- Task: Drop every picture, then transcribe the remaining data exactly.
-----
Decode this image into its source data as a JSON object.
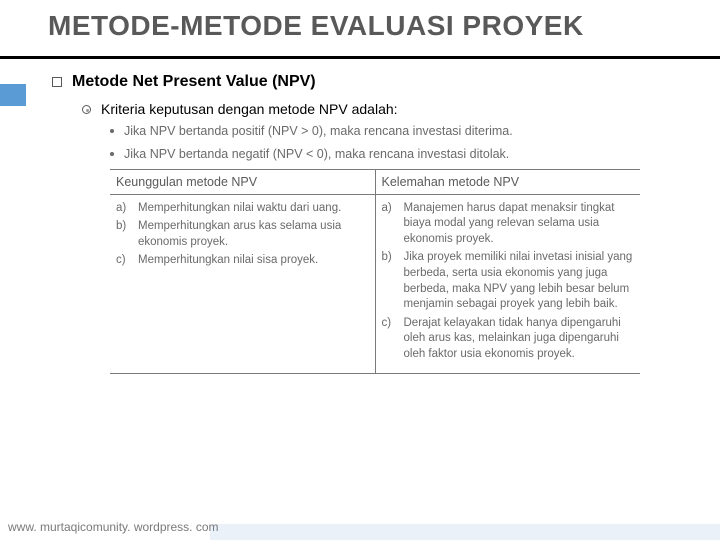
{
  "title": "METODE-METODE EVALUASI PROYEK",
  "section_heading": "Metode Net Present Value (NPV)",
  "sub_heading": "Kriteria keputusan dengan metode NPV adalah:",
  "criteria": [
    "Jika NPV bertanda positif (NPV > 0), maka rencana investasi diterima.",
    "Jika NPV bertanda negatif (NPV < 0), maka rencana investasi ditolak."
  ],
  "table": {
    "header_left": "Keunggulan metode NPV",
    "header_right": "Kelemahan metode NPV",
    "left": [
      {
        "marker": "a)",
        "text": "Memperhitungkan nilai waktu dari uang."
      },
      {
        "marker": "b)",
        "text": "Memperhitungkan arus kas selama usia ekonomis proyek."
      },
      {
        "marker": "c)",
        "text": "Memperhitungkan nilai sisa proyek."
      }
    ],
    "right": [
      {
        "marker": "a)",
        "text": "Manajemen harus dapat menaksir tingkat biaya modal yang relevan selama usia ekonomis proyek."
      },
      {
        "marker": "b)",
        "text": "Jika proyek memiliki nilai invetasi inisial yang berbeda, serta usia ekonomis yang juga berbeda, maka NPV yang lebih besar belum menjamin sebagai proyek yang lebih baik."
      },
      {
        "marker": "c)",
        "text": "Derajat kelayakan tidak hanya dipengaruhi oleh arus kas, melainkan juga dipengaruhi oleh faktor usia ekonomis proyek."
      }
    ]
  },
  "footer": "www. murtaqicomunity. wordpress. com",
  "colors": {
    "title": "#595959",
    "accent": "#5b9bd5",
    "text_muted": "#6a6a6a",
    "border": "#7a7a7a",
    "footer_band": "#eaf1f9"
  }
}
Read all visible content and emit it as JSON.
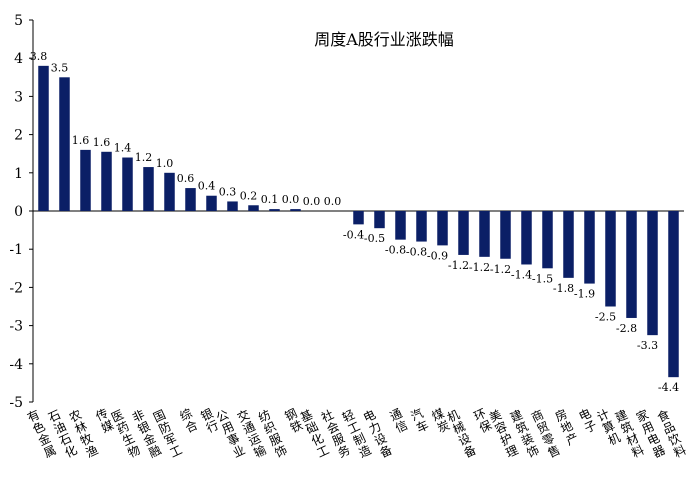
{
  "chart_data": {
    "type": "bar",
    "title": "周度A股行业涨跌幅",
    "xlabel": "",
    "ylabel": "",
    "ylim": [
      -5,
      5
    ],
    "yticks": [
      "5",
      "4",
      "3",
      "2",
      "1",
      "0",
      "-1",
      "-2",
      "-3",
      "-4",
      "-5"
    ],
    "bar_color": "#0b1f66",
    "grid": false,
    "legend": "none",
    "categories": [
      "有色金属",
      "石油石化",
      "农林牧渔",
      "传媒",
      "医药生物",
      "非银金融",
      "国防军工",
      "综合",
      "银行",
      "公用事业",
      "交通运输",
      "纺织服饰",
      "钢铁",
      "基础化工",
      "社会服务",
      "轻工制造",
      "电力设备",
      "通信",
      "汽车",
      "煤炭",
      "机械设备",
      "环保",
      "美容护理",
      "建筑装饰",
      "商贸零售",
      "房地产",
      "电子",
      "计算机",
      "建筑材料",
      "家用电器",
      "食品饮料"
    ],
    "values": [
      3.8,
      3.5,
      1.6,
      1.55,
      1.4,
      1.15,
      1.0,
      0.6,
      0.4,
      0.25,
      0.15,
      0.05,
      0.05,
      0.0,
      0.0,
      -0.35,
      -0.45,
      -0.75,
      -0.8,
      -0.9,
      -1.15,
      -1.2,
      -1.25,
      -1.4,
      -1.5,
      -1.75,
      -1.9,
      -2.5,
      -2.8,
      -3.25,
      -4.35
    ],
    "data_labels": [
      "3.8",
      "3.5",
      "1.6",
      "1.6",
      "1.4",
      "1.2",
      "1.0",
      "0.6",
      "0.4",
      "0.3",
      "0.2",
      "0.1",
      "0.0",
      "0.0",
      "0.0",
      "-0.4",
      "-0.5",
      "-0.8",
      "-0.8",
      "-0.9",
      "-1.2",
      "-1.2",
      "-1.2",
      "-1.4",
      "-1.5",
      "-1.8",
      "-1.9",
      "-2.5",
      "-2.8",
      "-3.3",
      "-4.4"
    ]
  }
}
-----
- Response to the exercise:
Decode this image into its source data as a JSON object.
{
  "title": "METODE-METODE EVALUASI PROYEK",
  "section_heading": "Metode Net Present Value (NPV)",
  "sub_heading": "Kriteria keputusan dengan metode NPV adalah:",
  "criteria": [
    "Jika NPV bertanda positif (NPV > 0), maka rencana investasi diterima.",
    "Jika NPV bertanda negatif (NPV < 0), maka rencana investasi ditolak."
  ],
  "table": {
    "header_left": "Keunggulan metode NPV",
    "header_right": "Kelemahan metode NPV",
    "left": [
      {
        "marker": "a)",
        "text": "Memperhitungkan nilai waktu dari uang."
      },
      {
        "marker": "b)",
        "text": "Memperhitungkan arus kas selama usia ekonomis proyek."
      },
      {
        "marker": "c)",
        "text": "Memperhitungkan nilai sisa proyek."
      }
    ],
    "right": [
      {
        "marker": "a)",
        "text": "Manajemen harus dapat menaksir tingkat biaya modal yang relevan selama usia ekonomis proyek."
      },
      {
        "marker": "b)",
        "text": "Jika proyek memiliki nilai invetasi inisial yang berbeda, serta usia ekonomis yang juga berbeda, maka NPV yang lebih besar belum menjamin sebagai proyek yang lebih baik."
      },
      {
        "marker": "c)",
        "text": "Derajat kelayakan tidak hanya dipengaruhi oleh arus kas, melainkan juga dipengaruhi oleh faktor usia ekonomis proyek."
      }
    ]
  },
  "footer": "www. murtaqicomunity. wordpress. com",
  "colors": {
    "title": "#595959",
    "accent": "#5b9bd5",
    "text_muted": "#6a6a6a",
    "border": "#7a7a7a",
    "footer_band": "#eaf1f9"
  }
}
Read all visible content and emit it as JSON.
{
  "chart_data": {
    "type": "bar",
    "title": "周度A股行业涨跌幅",
    "xlabel": "",
    "ylabel": "",
    "ylim": [
      -5,
      5
    ],
    "yticks": [
      "5",
      "4",
      "3",
      "2",
      "1",
      "0",
      "-1",
      "-2",
      "-3",
      "-4",
      "-5"
    ],
    "bar_color": "#0b1f66",
    "grid": false,
    "legend": "none",
    "categories": [
      "有色金属",
      "石油石化",
      "农林牧渔",
      "传媒",
      "医药生物",
      "非银金融",
      "国防军工",
      "综合",
      "银行",
      "公用事业",
      "交通运输",
      "纺织服饰",
      "钢铁",
      "基础化工",
      "社会服务",
      "轻工制造",
      "电力设备",
      "通信",
      "汽车",
      "煤炭",
      "机械设备",
      "环保",
      "美容护理",
      "建筑装饰",
      "商贸零售",
      "房地产",
      "电子",
      "计算机",
      "建筑材料",
      "家用电器",
      "食品饮料"
    ],
    "values": [
      3.8,
      3.5,
      1.6,
      1.55,
      1.4,
      1.15,
      1.0,
      0.6,
      0.4,
      0.25,
      0.15,
      0.05,
      0.05,
      0.0,
      0.0,
      -0.35,
      -0.45,
      -0.75,
      -0.8,
      -0.9,
      -1.15,
      -1.2,
      -1.25,
      -1.4,
      -1.5,
      -1.75,
      -1.9,
      -2.5,
      -2.8,
      -3.25,
      -4.35
    ],
    "data_labels": [
      "3.8",
      "3.5",
      "1.6",
      "1.6",
      "1.4",
      "1.2",
      "1.0",
      "0.6",
      "0.4",
      "0.3",
      "0.2",
      "0.1",
      "0.0",
      "0.0",
      "0.0",
      "-0.4",
      "-0.5",
      "-0.8",
      "-0.8",
      "-0.9",
      "-1.2",
      "-1.2",
      "-1.2",
      "-1.4",
      "-1.5",
      "-1.8",
      "-1.9",
      "-2.5",
      "-2.8",
      "-3.3",
      "-4.4"
    ]
  }
}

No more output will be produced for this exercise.